---------- Records

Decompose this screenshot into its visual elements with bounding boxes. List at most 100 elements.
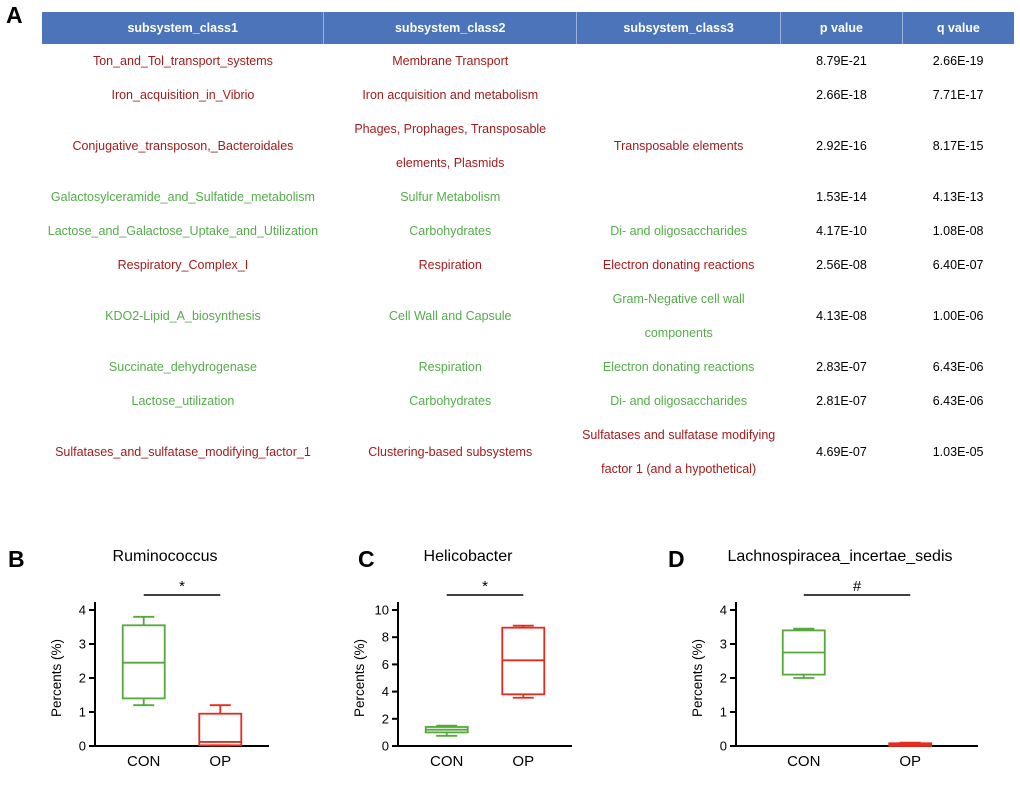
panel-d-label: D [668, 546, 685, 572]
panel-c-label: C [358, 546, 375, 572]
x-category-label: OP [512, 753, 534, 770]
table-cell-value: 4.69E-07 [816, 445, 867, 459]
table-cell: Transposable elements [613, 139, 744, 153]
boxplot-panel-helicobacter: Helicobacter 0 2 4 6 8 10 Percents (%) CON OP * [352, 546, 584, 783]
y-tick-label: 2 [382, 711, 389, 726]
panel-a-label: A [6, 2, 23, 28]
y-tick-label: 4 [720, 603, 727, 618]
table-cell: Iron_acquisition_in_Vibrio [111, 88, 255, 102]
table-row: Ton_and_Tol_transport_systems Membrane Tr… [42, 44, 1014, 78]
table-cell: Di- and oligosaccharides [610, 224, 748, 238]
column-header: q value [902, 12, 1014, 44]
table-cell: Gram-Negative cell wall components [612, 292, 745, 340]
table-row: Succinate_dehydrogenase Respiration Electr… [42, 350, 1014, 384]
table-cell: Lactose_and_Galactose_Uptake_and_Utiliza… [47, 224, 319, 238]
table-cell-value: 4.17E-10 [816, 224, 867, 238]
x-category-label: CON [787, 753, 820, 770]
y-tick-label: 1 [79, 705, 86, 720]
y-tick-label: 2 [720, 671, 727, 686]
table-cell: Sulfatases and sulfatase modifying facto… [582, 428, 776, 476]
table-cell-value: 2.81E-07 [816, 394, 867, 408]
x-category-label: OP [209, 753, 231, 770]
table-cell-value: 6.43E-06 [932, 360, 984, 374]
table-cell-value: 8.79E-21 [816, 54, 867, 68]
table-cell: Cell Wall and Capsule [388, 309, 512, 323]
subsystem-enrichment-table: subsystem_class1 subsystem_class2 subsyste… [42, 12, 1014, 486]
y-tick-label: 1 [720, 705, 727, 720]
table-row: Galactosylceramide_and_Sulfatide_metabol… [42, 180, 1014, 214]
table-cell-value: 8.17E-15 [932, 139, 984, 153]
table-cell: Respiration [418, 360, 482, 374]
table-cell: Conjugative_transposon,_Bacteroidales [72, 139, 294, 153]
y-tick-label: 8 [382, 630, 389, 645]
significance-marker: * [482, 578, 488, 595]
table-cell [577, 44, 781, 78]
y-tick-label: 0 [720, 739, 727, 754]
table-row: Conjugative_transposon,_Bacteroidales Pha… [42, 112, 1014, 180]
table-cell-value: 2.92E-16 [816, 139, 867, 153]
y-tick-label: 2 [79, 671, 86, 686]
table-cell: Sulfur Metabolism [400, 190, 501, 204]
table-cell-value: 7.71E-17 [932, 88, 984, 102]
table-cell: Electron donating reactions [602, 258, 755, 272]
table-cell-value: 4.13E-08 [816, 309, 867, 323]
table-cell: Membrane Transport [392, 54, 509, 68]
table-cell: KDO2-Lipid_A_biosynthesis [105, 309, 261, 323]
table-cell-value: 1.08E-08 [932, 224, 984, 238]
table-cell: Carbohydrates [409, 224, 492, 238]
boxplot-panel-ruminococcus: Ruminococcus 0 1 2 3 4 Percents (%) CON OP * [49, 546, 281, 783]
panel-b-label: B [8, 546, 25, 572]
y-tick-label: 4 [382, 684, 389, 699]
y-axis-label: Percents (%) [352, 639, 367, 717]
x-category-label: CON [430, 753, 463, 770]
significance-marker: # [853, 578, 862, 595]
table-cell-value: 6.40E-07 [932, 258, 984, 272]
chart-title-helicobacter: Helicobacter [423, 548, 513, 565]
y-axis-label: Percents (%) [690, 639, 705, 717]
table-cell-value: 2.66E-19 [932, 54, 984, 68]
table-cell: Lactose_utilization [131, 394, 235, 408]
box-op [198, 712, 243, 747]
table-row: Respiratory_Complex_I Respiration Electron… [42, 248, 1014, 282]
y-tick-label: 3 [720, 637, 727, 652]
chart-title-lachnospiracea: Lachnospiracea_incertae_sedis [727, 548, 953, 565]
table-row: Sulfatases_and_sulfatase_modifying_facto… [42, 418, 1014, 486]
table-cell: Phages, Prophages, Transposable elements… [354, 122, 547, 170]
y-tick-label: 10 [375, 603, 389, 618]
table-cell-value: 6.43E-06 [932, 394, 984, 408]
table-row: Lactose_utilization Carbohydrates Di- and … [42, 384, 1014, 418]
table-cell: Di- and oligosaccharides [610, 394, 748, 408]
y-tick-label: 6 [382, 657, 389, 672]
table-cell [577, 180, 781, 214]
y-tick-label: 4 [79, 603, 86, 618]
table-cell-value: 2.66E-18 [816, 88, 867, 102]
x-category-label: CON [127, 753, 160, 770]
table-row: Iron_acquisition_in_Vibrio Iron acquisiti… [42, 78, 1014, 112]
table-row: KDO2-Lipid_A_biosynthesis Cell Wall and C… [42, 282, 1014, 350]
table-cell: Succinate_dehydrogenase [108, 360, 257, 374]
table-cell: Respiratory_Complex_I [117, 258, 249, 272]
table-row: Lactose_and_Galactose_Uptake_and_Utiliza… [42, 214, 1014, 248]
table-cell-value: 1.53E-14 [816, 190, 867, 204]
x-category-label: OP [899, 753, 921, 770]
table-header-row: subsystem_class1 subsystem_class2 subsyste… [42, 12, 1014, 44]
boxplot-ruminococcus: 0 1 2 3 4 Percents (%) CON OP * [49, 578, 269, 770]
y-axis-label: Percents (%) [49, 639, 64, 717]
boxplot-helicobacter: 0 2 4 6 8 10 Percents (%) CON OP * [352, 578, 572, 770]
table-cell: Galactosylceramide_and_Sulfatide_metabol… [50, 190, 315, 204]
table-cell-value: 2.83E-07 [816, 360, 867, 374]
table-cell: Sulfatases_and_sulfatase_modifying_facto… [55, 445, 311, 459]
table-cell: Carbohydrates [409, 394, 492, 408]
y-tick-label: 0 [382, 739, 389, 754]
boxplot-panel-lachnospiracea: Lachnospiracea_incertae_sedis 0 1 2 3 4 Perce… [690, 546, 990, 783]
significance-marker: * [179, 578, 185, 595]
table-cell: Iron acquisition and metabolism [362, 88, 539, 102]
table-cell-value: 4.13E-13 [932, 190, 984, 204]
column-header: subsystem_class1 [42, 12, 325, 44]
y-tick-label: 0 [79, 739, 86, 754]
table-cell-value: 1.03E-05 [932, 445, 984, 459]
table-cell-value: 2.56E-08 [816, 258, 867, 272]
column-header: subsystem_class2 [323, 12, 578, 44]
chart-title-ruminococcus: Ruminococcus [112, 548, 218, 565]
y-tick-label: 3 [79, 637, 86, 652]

--------------------

Rename "y-tick-label" to "y-axis-tick" everywhere in the entries above, leaving all other text unchanged. Give the entries again without the pictures.

Completed exercise:
Decompose this screenshot into its visual elements with bounding boxes. List at most 100 elements.
panel-d-label: D [668, 546, 685, 572]
panel-c-label: C [358, 546, 375, 572]
x-category-label: OP [512, 753, 534, 770]
table-cell-value: 4.69E-07 [816, 445, 867, 459]
table-cell: Transposable elements [613, 139, 744, 153]
boxplot-panel-helicobacter: Helicobacter 0 2 4 6 8 10 Percents (%) CON OP * [352, 546, 584, 783]
y-axis-tick: 2 [382, 711, 389, 726]
panel-a-label: A [6, 2, 23, 28]
y-axis-tick: 4 [720, 603, 727, 618]
table-cell: Iron_acquisition_in_Vibrio [111, 88, 255, 102]
table-row: Ton_and_Tol_transport_systems Membrane Tr… [42, 44, 1014, 78]
table-cell: Di- and oligosaccharides [610, 224, 748, 238]
column-header: q value [902, 12, 1014, 44]
table-cell: Gram-Negative cell wall components [612, 292, 745, 340]
table-row: Succinate_dehydrogenase Respiration Electr… [42, 350, 1014, 384]
table-cell: Lactose_and_Galactose_Uptake_and_Utiliza… [47, 224, 319, 238]
table-cell-value: 4.17E-10 [816, 224, 867, 238]
x-category-label: CON [787, 753, 820, 770]
y-axis-tick: 1 [79, 705, 86, 720]
y-axis-tick: 2 [720, 671, 727, 686]
table-cell: Sulfatases and sulfatase modifying facto… [582, 428, 776, 476]
table-cell-value: 2.81E-07 [816, 394, 867, 408]
x-category-label: OP [209, 753, 231, 770]
table-cell-value: 6.43E-06 [932, 360, 984, 374]
table-cell-value: 8.79E-21 [816, 54, 867, 68]
table-cell: Cell Wall and Capsule [388, 309, 512, 323]
subsystem-enrichment-table: subsystem_class1 subsystem_class2 subsyste… [42, 12, 1014, 486]
y-axis-tick: 1 [720, 705, 727, 720]
table-row: Galactosylceramide_and_Sulfatide_metabol… [42, 180, 1014, 214]
table-cell-value: 8.17E-15 [932, 139, 984, 153]
table-cell: Respiration [418, 360, 482, 374]
table-cell: Conjugative_transposon,_Bacteroidales [72, 139, 294, 153]
y-axis-tick: 8 [382, 630, 389, 645]
significance-marker: * [482, 578, 488, 595]
table-cell [577, 44, 781, 78]
y-axis-tick: 0 [720, 739, 727, 754]
table-row: Conjugative_transposon,_Bacteroidales Pha… [42, 112, 1014, 180]
table-cell-value: 2.92E-16 [816, 139, 867, 153]
y-axis-tick: 2 [79, 671, 86, 686]
table-cell: Sulfur Metabolism [400, 190, 501, 204]
table-cell-value: 7.71E-17 [932, 88, 984, 102]
table-cell: Electron donating reactions [602, 258, 755, 272]
table-cell-value: 4.13E-08 [816, 309, 867, 323]
table-cell: Membrane Transport [392, 54, 509, 68]
table-cell: KDO2-Lipid_A_biosynthesis [105, 309, 261, 323]
table-cell-value: 1.08E-08 [932, 224, 984, 238]
table-cell: Carbohydrates [409, 224, 492, 238]
boxplot-panel-ruminococcus: Ruminococcus 0 1 2 3 4 Percents (%) CON OP * [49, 546, 281, 783]
panel-b-label: B [8, 546, 25, 572]
y-axis-tick: 4 [382, 684, 389, 699]
y-axis-label: Percents (%) [352, 639, 367, 717]
x-category-label: CON [430, 753, 463, 770]
significance-marker: # [853, 578, 862, 595]
table-cell-value: 6.40E-07 [932, 258, 984, 272]
chart-title-helicobacter: Helicobacter [423, 548, 513, 565]
y-axis-label: Percents (%) [690, 639, 705, 717]
table-cell-value: 2.66E-19 [932, 54, 984, 68]
table-cell: Lactose_utilization [131, 394, 235, 408]
box-op [198, 712, 243, 747]
table-row: Respiratory_Complex_I Respiration Electron… [42, 248, 1014, 282]
y-axis-tick: 3 [720, 637, 727, 652]
chart-title-lachnospiracea: Lachnospiracea_incertae_sedis [727, 548, 953, 565]
table-row: Sulfatases_and_sulfatase_modifying_facto… [42, 418, 1014, 486]
table-cell: Phages, Prophages, Transposable elements… [354, 122, 547, 170]
y-axis-tick: 10 [375, 603, 389, 618]
table-cell-value: 6.43E-06 [932, 394, 984, 408]
table-row: Lactose_utilization Carbohydrates Di- and … [42, 384, 1014, 418]
table-cell: Di- and oligosaccharides [610, 394, 748, 408]
y-axis-tick: 6 [382, 657, 389, 672]
table-cell [577, 180, 781, 214]
y-axis-tick: 4 [79, 603, 86, 618]
table-cell-value: 2.66E-18 [816, 88, 867, 102]
x-category-label: CON [127, 753, 160, 770]
table-row: Iron_acquisition_in_Vibrio Iron acquisiti… [42, 78, 1014, 112]
table-row: KDO2-Lipid_A_biosynthesis Cell Wall and C… [42, 282, 1014, 350]
table-cell: Succinate_dehydrogenase [108, 360, 257, 374]
table-cell: Respiratory_Complex_I [117, 258, 249, 272]
table-row: Lactose_and_Galactose_Uptake_and_Utiliza… [42, 214, 1014, 248]
table-cell-value: 1.53E-14 [816, 190, 867, 204]
x-category-label: OP [899, 753, 921, 770]
table-header-row: subsystem_class1 subsystem_class2 subsyste… [42, 12, 1014, 44]
boxplot-ruminococcus: 0 1 2 3 4 Percents (%) CON OP * [49, 578, 269, 770]
y-axis-label: Percents (%) [49, 639, 64, 717]
boxplot-helicobacter: 0 2 4 6 8 10 Percents (%) CON OP * [352, 578, 572, 770]
table-cell: Galactosylceramide_and_Sulfatide_metabol… [50, 190, 315, 204]
table-cell-value: 2.83E-07 [816, 360, 867, 374]
table-cell: Sulfatases_and_sulfatase_modifying_facto… [55, 445, 311, 459]
table-cell: Carbohydrates [409, 394, 492, 408]
y-axis-tick: 0 [382, 739, 389, 754]
boxplot-panel-lachnospiracea: Lachnospiracea_incertae_sedis 0 1 2 3 4 Perce… [690, 546, 990, 783]
significance-marker: * [179, 578, 185, 595]
table-cell: Iron acquisition and metabolism [362, 88, 539, 102]
table-cell-value: 4.13E-13 [932, 190, 984, 204]
column-header: subsystem_class1 [42, 12, 325, 44]
y-axis-tick: 0 [79, 739, 86, 754]
table-cell-value: 1.03E-05 [932, 445, 984, 459]
table-cell-value: 2.56E-08 [816, 258, 867, 272]
column-header: subsystem_class2 [323, 12, 578, 44]
chart-title-ruminococcus: Ruminococcus [112, 548, 218, 565]
y-axis-tick: 3 [79, 637, 86, 652]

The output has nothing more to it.